Alina Reyes est reconnue pour son talent d’auteur de littérature érotique féminine : on lui doit, entre autres, son sulfureux Le Boucher. Et du sexe, on en trouve quelques bribes, dans La dameuse... Surtout au début du roman, quand il est encore affaire de vie, de joie et de liberté. En fait, avant que le cul ne devienne affaire de domination et de pouvoir sur l’autre. Mais sous couvert de légèreté et de simplicité, le dernier petit livre de chez Zulma se révèle finalement une vraie source de réflexion. Et même si l’on ne saisit jamais vraiment ce qu'il y a entre les lignes, on reconnaît pourtant les contours d’une écriture précise et impliquée. Au premier abord, le tableau qui nous est peint est celui d'une vie toute simple, aux accents bucoliques : celle d’une jeune fille de dix-sept ans, sorte de Heidi des temps modernes, qui vit dans les montagnes entre le café de ses parents, où elle aide un peu, et son chéri, le gentil Baptiste. Marie-Rosella, la bien nommée, semble donc skier dans le bonheur... Mais très vite, c’est le second éclairage qui nous est donné – et du charmant tableau bucolique, on bascule vers une toute autre affaire. A vitesse grand V, le roman nous plonge dans une nouvelle dimension : celle du viol... Une victoire sur la vie ?

## OBJECTIF
Indiquez l'âge de la jeune fille dont la vie est décrite dans le texte sur La dameuse. Le matériel n'est pas nécessaire ici.

## DONNÉES FOURNIES
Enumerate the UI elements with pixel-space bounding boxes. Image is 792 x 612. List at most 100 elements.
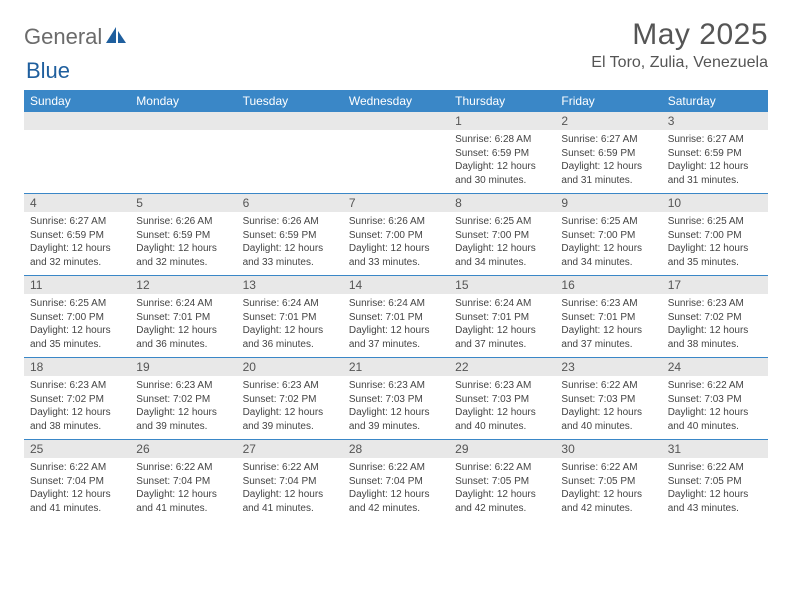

## RÉPONSE COMPLÈTE
Elle a dix-sept ans.